[Start Dataset excerpts]

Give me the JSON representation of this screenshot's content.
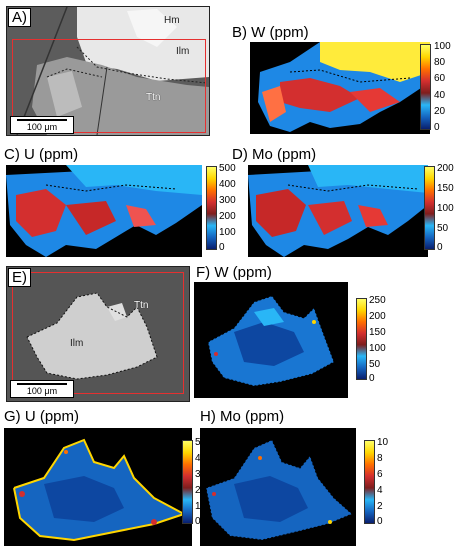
{
  "panels": {
    "A": {
      "label": "A)",
      "minerals": [
        "Hm",
        "Ilm",
        "Ttn"
      ],
      "scale": "100 μm"
    },
    "B": {
      "label": "B) W (ppm)",
      "ticks": [
        "100",
        "80",
        "60",
        "40",
        "20",
        "0"
      ]
    },
    "C": {
      "label": "C) U (ppm)",
      "ticks": [
        "500",
        "400",
        "300",
        "200",
        "100",
        "0"
      ]
    },
    "D": {
      "label": "D) Mo (ppm)",
      "ticks": [
        "200",
        "150",
        "100",
        "50",
        "0"
      ]
    },
    "E": {
      "label": "E)",
      "minerals": [
        "Ttn",
        "Ilm"
      ],
      "scale": "100 μm"
    },
    "F": {
      "label": "F) W (ppm)",
      "ticks": [
        "250",
        "200",
        "150",
        "100",
        "50",
        "0"
      ]
    },
    "G": {
      "label": "G) U (ppm)",
      "ticks": [
        "50",
        "40",
        "30",
        "20",
        "10",
        "0"
      ]
    },
    "H": {
      "label": "H) Mo (ppm)",
      "ticks": [
        "10",
        "8",
        "6",
        "4",
        "2",
        "0"
      ]
    }
  },
  "colormap": [
    "#0a1f6e",
    "#1565c0",
    "#29b6f6",
    "#4dd0e1",
    "#7e1e1e",
    "#d32f2f",
    "#ff6f00",
    "#ffd600",
    "#ffff66"
  ]
}
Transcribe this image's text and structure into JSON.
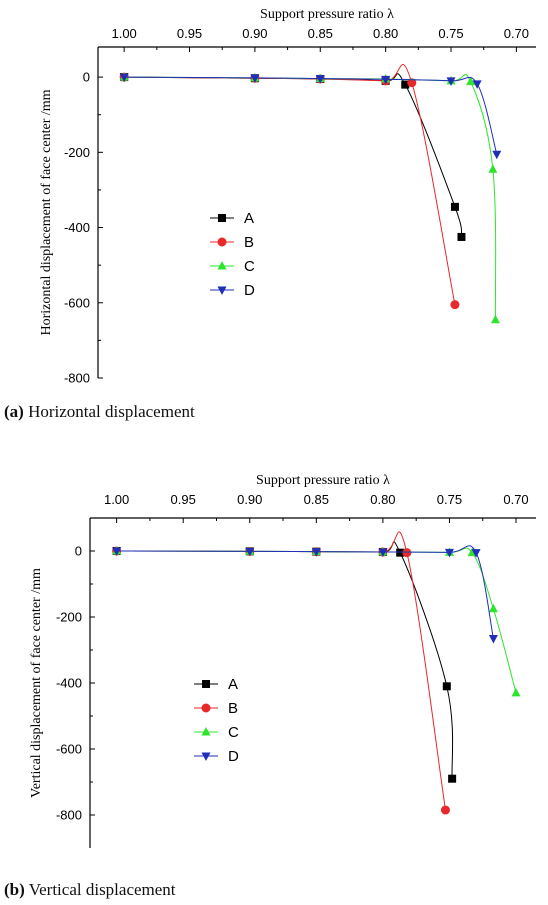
{
  "chart_data": [
    {
      "type": "line",
      "caption_label": "(a)",
      "caption_text": "Horizontal displacement",
      "xlabel": "Support pressure ratio λ",
      "ylabel": "Horizontal displacement of face center /mm",
      "xlim": [
        1.02,
        0.685
      ],
      "ylim": [
        -800,
        80
      ],
      "xticks": [
        1.0,
        0.95,
        0.9,
        0.85,
        0.8,
        0.75,
        0.7
      ],
      "xtick_labels": [
        "1.00",
        "0.95",
        "0.90",
        "0.85",
        "0.80",
        "0.75",
        "0.70"
      ],
      "yticks": [
        0,
        -200,
        -400,
        -600,
        -800
      ],
      "ytick_labels": [
        "0",
        "-200",
        "-400",
        "-600",
        "-800"
      ],
      "legend_position": "center-left",
      "series": [
        {
          "name": "A",
          "color": "#000000",
          "marker": "square",
          "x": [
            1.0,
            0.9,
            0.85,
            0.8,
            0.785,
            0.747,
            0.742
          ],
          "y": [
            0,
            -3,
            -5,
            -10,
            -20,
            -345,
            -425
          ]
        },
        {
          "name": "B",
          "color": "#e8282a",
          "marker": "circle",
          "x": [
            1.0,
            0.9,
            0.85,
            0.8,
            0.78,
            0.747
          ],
          "y": [
            0,
            -3,
            -5,
            -10,
            -15,
            -605
          ]
        },
        {
          "name": "C",
          "color": "#2ee52e",
          "marker": "triangle-up",
          "x": [
            1.0,
            0.9,
            0.85,
            0.8,
            0.75,
            0.735,
            0.718,
            0.716
          ],
          "y": [
            0,
            -2,
            -4,
            -5,
            -10,
            -12,
            -245,
            -645
          ]
        },
        {
          "name": "D",
          "color": "#1f2fb8",
          "marker": "triangle-down",
          "x": [
            1.0,
            0.9,
            0.85,
            0.8,
            0.75,
            0.73,
            0.715
          ],
          "y": [
            0,
            -2,
            -4,
            -6,
            -10,
            -18,
            -205
          ]
        }
      ]
    },
    {
      "type": "line",
      "caption_label": "(b)",
      "caption_text": "Vertical displacement",
      "xlabel": "Support pressure ratio λ",
      "ylabel": "Vertical displacement of face center /mm",
      "xlim": [
        1.02,
        0.685
      ],
      "ylim": [
        -900,
        100
      ],
      "xticks": [
        1.0,
        0.95,
        0.9,
        0.85,
        0.8,
        0.75,
        0.7
      ],
      "xtick_labels": [
        "1.00",
        "0.95",
        "0.90",
        "0.85",
        "0.80",
        "0.75",
        "0.70"
      ],
      "yticks": [
        0,
        -200,
        -400,
        -600,
        -800
      ],
      "ytick_labels": [
        "0",
        "-200",
        "-400",
        "-600",
        "-800"
      ],
      "legend_position": "center-left",
      "series": [
        {
          "name": "A",
          "color": "#000000",
          "marker": "square",
          "x": [
            1.0,
            0.9,
            0.85,
            0.8,
            0.787,
            0.752,
            0.748
          ],
          "y": [
            0,
            -1,
            -2,
            -3,
            -5,
            -410,
            -690
          ]
        },
        {
          "name": "B",
          "color": "#e8282a",
          "marker": "circle",
          "x": [
            1.0,
            0.9,
            0.85,
            0.8,
            0.782,
            0.753
          ],
          "y": [
            0,
            -1,
            -2,
            -3,
            -5,
            -785
          ]
        },
        {
          "name": "C",
          "color": "#2ee52e",
          "marker": "triangle-up",
          "x": [
            1.0,
            0.9,
            0.85,
            0.8,
            0.75,
            0.733,
            0.717,
            0.7
          ],
          "y": [
            0,
            -1,
            -2,
            -3,
            -4,
            -5,
            -175,
            -430
          ]
        },
        {
          "name": "D",
          "color": "#1f2fb8",
          "marker": "triangle-down",
          "x": [
            1.0,
            0.9,
            0.85,
            0.8,
            0.75,
            0.73,
            0.717
          ],
          "y": [
            0,
            -1,
            -2,
            -3,
            -4,
            -5,
            -265
          ]
        }
      ]
    }
  ]
}
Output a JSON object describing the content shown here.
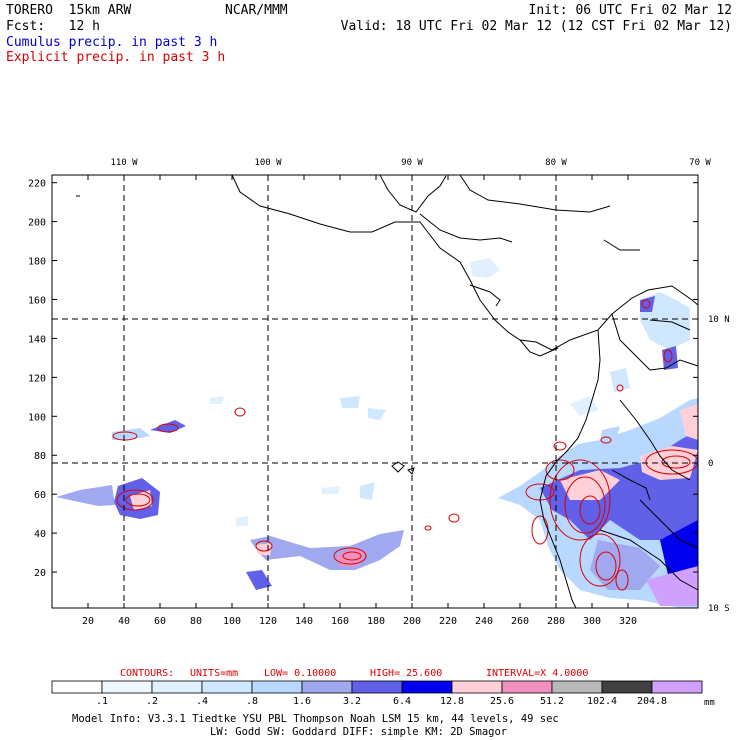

[End Dataset excerpts]

*Written exercise*
Each record must be quoted in full and exactly. Do not include the pictures.

*Response for this exercise*
Give me the JSON representation of this screenshot's content.
{
  "panels": {
    "A": {
      "label": "A)",
      "minerals": [
        "Hm",
        "Ilm",
        "Ttn"
      ],
      "scale": "100 μm"
    },
    "B": {
      "label": "B) W (ppm)",
      "ticks": [
        "100",
        "80",
        "60",
        "40",
        "20",
        "0"
      ]
    },
    "C": {
      "label": "C) U (ppm)",
      "ticks": [
        "500",
        "400",
        "300",
        "200",
        "100",
        "0"
      ]
    },
    "D": {
      "label": "D) Mo (ppm)",
      "ticks": [
        "200",
        "150",
        "100",
        "50",
        "0"
      ]
    },
    "E": {
      "label": "E)",
      "minerals": [
        "Ttn",
        "Ilm"
      ],
      "scale": "100 μm"
    },
    "F": {
      "label": "F) W (ppm)",
      "ticks": [
        "250",
        "200",
        "150",
        "100",
        "50",
        "0"
      ]
    },
    "G": {
      "label": "G) U (ppm)",
      "ticks": [
        "50",
        "40",
        "30",
        "20",
        "10",
        "0"
      ]
    },
    "H": {
      "label": "H) Mo (ppm)",
      "ticks": [
        "10",
        "8",
        "6",
        "4",
        "2",
        "0"
      ]
    }
  },
  "colormap": [
    "#0a1f6e",
    "#1565c0",
    "#29b6f6",
    "#4dd0e1",
    "#7e1e1e",
    "#d32f2f",
    "#ff6f00",
    "#ffd600",
    "#ffff66"
  ]
}
Transcribe this image's text and structure into JSON.
{
  "chart_data": [
    {
      "type": "line",
      "caption_label": "(a)",
      "caption_text": "Horizontal displacement",
      "xlabel": "Support pressure ratio λ",
      "ylabel": "Horizontal displacement of face center /mm",
      "xlim": [
        1.02,
        0.685
      ],
      "ylim": [
        -800,
        80
      ],
      "xticks": [
        1.0,
        0.95,
        0.9,
        0.85,
        0.8,
        0.75,
        0.7
      ],
      "xtick_labels": [
        "1.00",
        "0.95",
        "0.90",
        "0.85",
        "0.80",
        "0.75",
        "0.70"
      ],
      "yticks": [
        0,
        -200,
        -400,
        -600,
        -800
      ],
      "ytick_labels": [
        "0",
        "-200",
        "-400",
        "-600",
        "-800"
      ],
      "legend_position": "center-left",
      "series": [
        {
          "name": "A",
          "color": "#000000",
          "marker": "square",
          "x": [
            1.0,
            0.9,
            0.85,
            0.8,
            0.785,
            0.747,
            0.742
          ],
          "y": [
            0,
            -3,
            -5,
            -10,
            -20,
            -345,
            -425
          ]
        },
        {
          "name": "B",
          "color": "#e8282a",
          "marker": "circle",
          "x": [
            1.0,
            0.9,
            0.85,
            0.8,
            0.78,
            0.747
          ],
          "y": [
            0,
            -3,
            -5,
            -10,
            -15,
            -605
          ]
        },
        {
          "name": "C",
          "color": "#2ee52e",
          "marker": "triangle-up",
          "x": [
            1.0,
            0.9,
            0.85,
            0.8,
            0.75,
            0.735,
            0.718,
            0.716
          ],
          "y": [
            0,
            -2,
            -4,
            -5,
            -10,
            -12,
            -245,
            -645
          ]
        },
        {
          "name": "D",
          "color": "#1f2fb8",
          "marker": "triangle-down",
          "x": [
            1.0,
            0.9,
            0.85,
            0.8,
            0.75,
            0.73,
            0.715
          ],
          "y": [
            0,
            -2,
            -4,
            -6,
            -10,
            -18,
            -205
          ]
        }
      ]
    },
    {
      "type": "line",
      "caption_label": "(b)",
      "caption_text": "Vertical displacement",
      "xlabel": "Support pressure ratio λ",
      "ylabel": "Vertical displacement of face center /mm",
      "xlim": [
        1.02,
        0.685
      ],
      "ylim": [
        -900,
        100
      ],
      "xticks": [
        1.0,
        0.95,
        0.9,
        0.85,
        0.8,
        0.75,
        0.7
      ],
      "xtick_labels": [
        "1.00",
        "0.95",
        "0.90",
        "0.85",
        "0.80",
        "0.75",
        "0.70"
      ],
      "yticks": [
        0,
        -200,
        -400,
        -600,
        -800
      ],
      "ytick_labels": [
        "0",
        "-200",
        "-400",
        "-600",
        "-800"
      ],
      "legend_position": "center-left",
      "series": [
        {
          "name": "A",
          "color": "#000000",
          "marker": "square",
          "x": [
            1.0,
            0.9,
            0.85,
            0.8,
            0.787,
            0.752,
            0.748
          ],
          "y": [
            0,
            -1,
            -2,
            -3,
            -5,
            -410,
            -690
          ]
        },
        {
          "name": "B",
          "color": "#e8282a",
          "marker": "circle",
          "x": [
            1.0,
            0.9,
            0.85,
            0.8,
            0.782,
            0.753
          ],
          "y": [
            0,
            -1,
            -2,
            -3,
            -5,
            -785
          ]
        },
        {
          "name": "C",
          "color": "#2ee52e",
          "marker": "triangle-up",
          "x": [
            1.0,
            0.9,
            0.85,
            0.8,
            0.75,
            0.733,
            0.717,
            0.7
          ],
          "y": [
            0,
            -1,
            -2,
            -3,
            -4,
            -5,
            -175,
            -430
          ]
        },
        {
          "name": "D",
          "color": "#1f2fb8",
          "marker": "triangle-down",
          "x": [
            1.0,
            0.9,
            0.85,
            0.8,
            0.75,
            0.73,
            0.717
          ],
          "y": [
            0,
            -1,
            -2,
            -3,
            -4,
            -5,
            -265
          ]
        }
      ]
    }
  ]
}
Output a JSON object describing the content shown here.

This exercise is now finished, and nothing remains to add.